-- Supplied information --
[START]
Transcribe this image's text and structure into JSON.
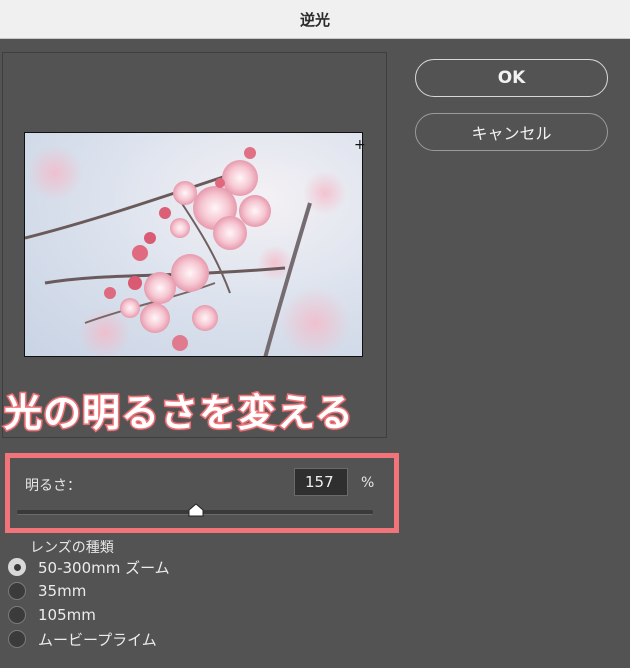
{
  "window": {
    "title": "逆光"
  },
  "buttons": {
    "ok": "OK",
    "cancel": "キャンセル"
  },
  "banner": {
    "text": "光の明るさを変える"
  },
  "brightness": {
    "label": "明るさ：",
    "value": "157",
    "unit": "%",
    "slider_fraction": 0.504
  },
  "lens": {
    "title": "レンズの種類",
    "options": [
      {
        "label": "50-300mm ズーム",
        "selected": true
      },
      {
        "label": "35mm",
        "selected": false
      },
      {
        "label": "105mm",
        "selected": false
      },
      {
        "label": "ムービープライム",
        "selected": false
      }
    ]
  },
  "colors": {
    "accent": "#f07479",
    "background": "#535353"
  }
}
[END]
-- Work to complete --
Pick out the lines that include the word "text" and write them out.

-- Worked solution --
Transcribe this image's text and structure into JSON.
    "text": "光の明るさを変える"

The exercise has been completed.